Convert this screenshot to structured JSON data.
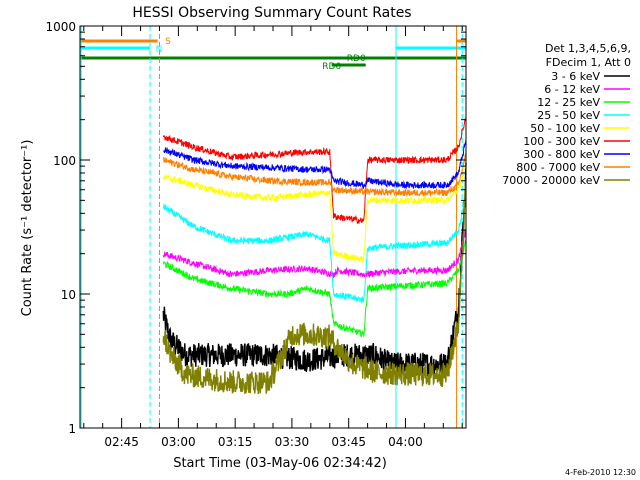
{
  "chart_data": {
    "type": "line",
    "title": "HESSI Observing Summary Count Rates",
    "xlabel": "Start Time (03-May-06 02:34:42)",
    "ylabel": "Count Rate (s⁻¹ detector⁻¹)",
    "ylog": true,
    "ylim": [
      1,
      1000
    ],
    "xlim_minutes_since_0234": [
      0,
      102
    ],
    "x_ticks": [
      "02:45",
      "03:00",
      "03:15",
      "03:30",
      "03:45",
      "04:00"
    ],
    "y_ticks": [
      "1",
      "10",
      "100",
      "1000"
    ],
    "legend_header": [
      "Det 1,3,4,5,6,9,",
      "FDecim 1, Att 0"
    ],
    "footer_date": "4-Feb-2010 12:30",
    "flags": [
      {
        "label": "S",
        "color": "#ff7f00"
      },
      {
        "label": "N",
        "color": "#00ffff"
      },
      {
        "label": "RD0",
        "color": "#008000"
      },
      {
        "label": "RD6",
        "color": "#008000"
      }
    ],
    "series": [
      {
        "name": "3 - 6 keV",
        "color": "#000000",
        "points": [
          [
            22,
            7
          ],
          [
            24,
            4.5
          ],
          [
            28,
            3.5
          ],
          [
            40,
            3.5
          ],
          [
            50,
            3.5
          ],
          [
            60,
            3.2
          ],
          [
            70,
            3.5
          ],
          [
            78,
            3.5
          ],
          [
            82,
            3
          ],
          [
            88,
            3
          ],
          [
            97,
            3
          ],
          [
            100,
            8
          ],
          [
            102,
            80
          ]
        ]
      },
      {
        "name": "6 - 12 keV",
        "color": "#ff00ff",
        "points": [
          [
            22,
            20
          ],
          [
            30,
            17
          ],
          [
            40,
            14
          ],
          [
            50,
            15
          ],
          [
            60,
            15.5
          ],
          [
            67,
            14
          ],
          [
            68,
            15
          ],
          [
            75,
            14
          ],
          [
            80,
            14.5
          ],
          [
            90,
            15
          ],
          [
            97,
            15
          ],
          [
            100,
            18
          ],
          [
            102,
            30
          ]
        ]
      },
      {
        "name": "12 - 25 keV",
        "color": "#00ff00",
        "points": [
          [
            22,
            17
          ],
          [
            30,
            13
          ],
          [
            40,
            11
          ],
          [
            50,
            10
          ],
          [
            55,
            10
          ],
          [
            60,
            11
          ],
          [
            66,
            10
          ],
          [
            67,
            6
          ],
          [
            75,
            5
          ],
          [
            76,
            11
          ],
          [
            85,
            11.5
          ],
          [
            97,
            12
          ],
          [
            100,
            15
          ],
          [
            102,
            25
          ]
        ]
      },
      {
        "name": "25 - 50 keV",
        "color": "#00ffff",
        "points": [
          [
            22,
            45
          ],
          [
            30,
            32
          ],
          [
            40,
            25
          ],
          [
            50,
            25
          ],
          [
            60,
            28
          ],
          [
            66,
            25
          ],
          [
            67,
            10
          ],
          [
            75,
            9
          ],
          [
            76,
            22
          ],
          [
            85,
            23
          ],
          [
            97,
            24
          ],
          [
            100,
            30
          ],
          [
            102,
            55
          ]
        ]
      },
      {
        "name": "50 - 100 keV",
        "color": "#ffff00",
        "points": [
          [
            22,
            75
          ],
          [
            30,
            65
          ],
          [
            40,
            55
          ],
          [
            50,
            52
          ],
          [
            60,
            55
          ],
          [
            66,
            57
          ],
          [
            67,
            20
          ],
          [
            75,
            18
          ],
          [
            76,
            50
          ],
          [
            85,
            50
          ],
          [
            97,
            50
          ],
          [
            100,
            60
          ],
          [
            102,
            90
          ]
        ]
      },
      {
        "name": "100 - 300 keV",
        "color": "#ff0000",
        "points": [
          [
            22,
            150
          ],
          [
            30,
            125
          ],
          [
            40,
            105
          ],
          [
            50,
            110
          ],
          [
            60,
            115
          ],
          [
            66,
            115
          ],
          [
            67,
            38
          ],
          [
            75,
            35
          ],
          [
            76,
            100
          ],
          [
            85,
            100
          ],
          [
            97,
            100
          ],
          [
            100,
            125
          ],
          [
            102,
            210
          ]
        ]
      },
      {
        "name": "300 - 800 keV",
        "color": "#0000ff",
        "points": [
          [
            22,
            120
          ],
          [
            30,
            100
          ],
          [
            40,
            90
          ],
          [
            50,
            88
          ],
          [
            60,
            85
          ],
          [
            66,
            85
          ],
          [
            67,
            70
          ],
          [
            75,
            65
          ],
          [
            76,
            70
          ],
          [
            85,
            65
          ],
          [
            97,
            65
          ],
          [
            100,
            80
          ],
          [
            102,
            140
          ]
        ]
      },
      {
        "name": "800 - 7000 keV",
        "color": "#ff7f00",
        "points": [
          [
            22,
            100
          ],
          [
            30,
            85
          ],
          [
            40,
            75
          ],
          [
            50,
            70
          ],
          [
            60,
            68
          ],
          [
            66,
            68
          ],
          [
            67,
            60
          ],
          [
            75,
            58
          ],
          [
            76,
            58
          ],
          [
            85,
            57
          ],
          [
            97,
            57
          ],
          [
            100,
            65
          ],
          [
            102,
            110
          ]
        ]
      },
      {
        "name": "7000 - 20000 keV",
        "color": "#808000",
        "points": [
          [
            22,
            5
          ],
          [
            24,
            3.5
          ],
          [
            28,
            2.5
          ],
          [
            40,
            2.2
          ],
          [
            50,
            2.2
          ],
          [
            56,
            5
          ],
          [
            60,
            5
          ],
          [
            66,
            4.8
          ],
          [
            68,
            4
          ],
          [
            72,
            3
          ],
          [
            78,
            2.6
          ],
          [
            88,
            2.5
          ],
          [
            97,
            2.5
          ],
          [
            100,
            6
          ],
          [
            102,
            70
          ]
        ]
      }
    ]
  }
}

▶ **SHORT TASK**: Leave out the pictures and copy everything else in the records word for word.

▶ **REPLY**:
Convert this screenshot to structured JSON data.
{
  "chart_data": {
    "type": "line",
    "title": "HESSI Observing Summary Count Rates",
    "xlabel": "Start Time (03-May-06 02:34:42)",
    "ylabel": "Count Rate (s⁻¹ detector⁻¹)",
    "ylog": true,
    "ylim": [
      1,
      1000
    ],
    "xlim_minutes_since_0234": [
      0,
      102
    ],
    "x_ticks": [
      "02:45",
      "03:00",
      "03:15",
      "03:30",
      "03:45",
      "04:00"
    ],
    "y_ticks": [
      "1",
      "10",
      "100",
      "1000"
    ],
    "legend_header": [
      "Det 1,3,4,5,6,9,",
      "FDecim 1, Att 0"
    ],
    "footer_date": "4-Feb-2010 12:30",
    "flags": [
      {
        "label": "S",
        "color": "#ff7f00"
      },
      {
        "label": "N",
        "color": "#00ffff"
      },
      {
        "label": "RD0",
        "color": "#008000"
      },
      {
        "label": "RD6",
        "color": "#008000"
      }
    ],
    "series": [
      {
        "name": "3 - 6 keV",
        "color": "#000000",
        "points": [
          [
            22,
            7
          ],
          [
            24,
            4.5
          ],
          [
            28,
            3.5
          ],
          [
            40,
            3.5
          ],
          [
            50,
            3.5
          ],
          [
            60,
            3.2
          ],
          [
            70,
            3.5
          ],
          [
            78,
            3.5
          ],
          [
            82,
            3
          ],
          [
            88,
            3
          ],
          [
            97,
            3
          ],
          [
            100,
            8
          ],
          [
            102,
            80
          ]
        ]
      },
      {
        "name": "6 - 12 keV",
        "color": "#ff00ff",
        "points": [
          [
            22,
            20
          ],
          [
            30,
            17
          ],
          [
            40,
            14
          ],
          [
            50,
            15
          ],
          [
            60,
            15.5
          ],
          [
            67,
            14
          ],
          [
            68,
            15
          ],
          [
            75,
            14
          ],
          [
            80,
            14.5
          ],
          [
            90,
            15
          ],
          [
            97,
            15
          ],
          [
            100,
            18
          ],
          [
            102,
            30
          ]
        ]
      },
      {
        "name": "12 - 25 keV",
        "color": "#00ff00",
        "points": [
          [
            22,
            17
          ],
          [
            30,
            13
          ],
          [
            40,
            11
          ],
          [
            50,
            10
          ],
          [
            55,
            10
          ],
          [
            60,
            11
          ],
          [
            66,
            10
          ],
          [
            67,
            6
          ],
          [
            75,
            5
          ],
          [
            76,
            11
          ],
          [
            85,
            11.5
          ],
          [
            97,
            12
          ],
          [
            100,
            15
          ],
          [
            102,
            25
          ]
        ]
      },
      {
        "name": "25 - 50 keV",
        "color": "#00ffff",
        "points": [
          [
            22,
            45
          ],
          [
            30,
            32
          ],
          [
            40,
            25
          ],
          [
            50,
            25
          ],
          [
            60,
            28
          ],
          [
            66,
            25
          ],
          [
            67,
            10
          ],
          [
            75,
            9
          ],
          [
            76,
            22
          ],
          [
            85,
            23
          ],
          [
            97,
            24
          ],
          [
            100,
            30
          ],
          [
            102,
            55
          ]
        ]
      },
      {
        "name": "50 - 100 keV",
        "color": "#ffff00",
        "points": [
          [
            22,
            75
          ],
          [
            30,
            65
          ],
          [
            40,
            55
          ],
          [
            50,
            52
          ],
          [
            60,
            55
          ],
          [
            66,
            57
          ],
          [
            67,
            20
          ],
          [
            75,
            18
          ],
          [
            76,
            50
          ],
          [
            85,
            50
          ],
          [
            97,
            50
          ],
          [
            100,
            60
          ],
          [
            102,
            90
          ]
        ]
      },
      {
        "name": "100 - 300 keV",
        "color": "#ff0000",
        "points": [
          [
            22,
            150
          ],
          [
            30,
            125
          ],
          [
            40,
            105
          ],
          [
            50,
            110
          ],
          [
            60,
            115
          ],
          [
            66,
            115
          ],
          [
            67,
            38
          ],
          [
            75,
            35
          ],
          [
            76,
            100
          ],
          [
            85,
            100
          ],
          [
            97,
            100
          ],
          [
            100,
            125
          ],
          [
            102,
            210
          ]
        ]
      },
      {
        "name": "300 - 800 keV",
        "color": "#0000ff",
        "points": [
          [
            22,
            120
          ],
          [
            30,
            100
          ],
          [
            40,
            90
          ],
          [
            50,
            88
          ],
          [
            60,
            85
          ],
          [
            66,
            85
          ],
          [
            67,
            70
          ],
          [
            75,
            65
          ],
          [
            76,
            70
          ],
          [
            85,
            65
          ],
          [
            97,
            65
          ],
          [
            100,
            80
          ],
          [
            102,
            140
          ]
        ]
      },
      {
        "name": "800 - 7000 keV",
        "color": "#ff7f00",
        "points": [
          [
            22,
            100
          ],
          [
            30,
            85
          ],
          [
            40,
            75
          ],
          [
            50,
            70
          ],
          [
            60,
            68
          ],
          [
            66,
            68
          ],
          [
            67,
            60
          ],
          [
            75,
            58
          ],
          [
            76,
            58
          ],
          [
            85,
            57
          ],
          [
            97,
            57
          ],
          [
            100,
            65
          ],
          [
            102,
            110
          ]
        ]
      },
      {
        "name": "7000 - 20000 keV",
        "color": "#808000",
        "points": [
          [
            22,
            5
          ],
          [
            24,
            3.5
          ],
          [
            28,
            2.5
          ],
          [
            40,
            2.2
          ],
          [
            50,
            2.2
          ],
          [
            56,
            5
          ],
          [
            60,
            5
          ],
          [
            66,
            4.8
          ],
          [
            68,
            4
          ],
          [
            72,
            3
          ],
          [
            78,
            2.6
          ],
          [
            88,
            2.5
          ],
          [
            97,
            2.5
          ],
          [
            100,
            6
          ],
          [
            102,
            70
          ]
        ]
      }
    ]
  }
}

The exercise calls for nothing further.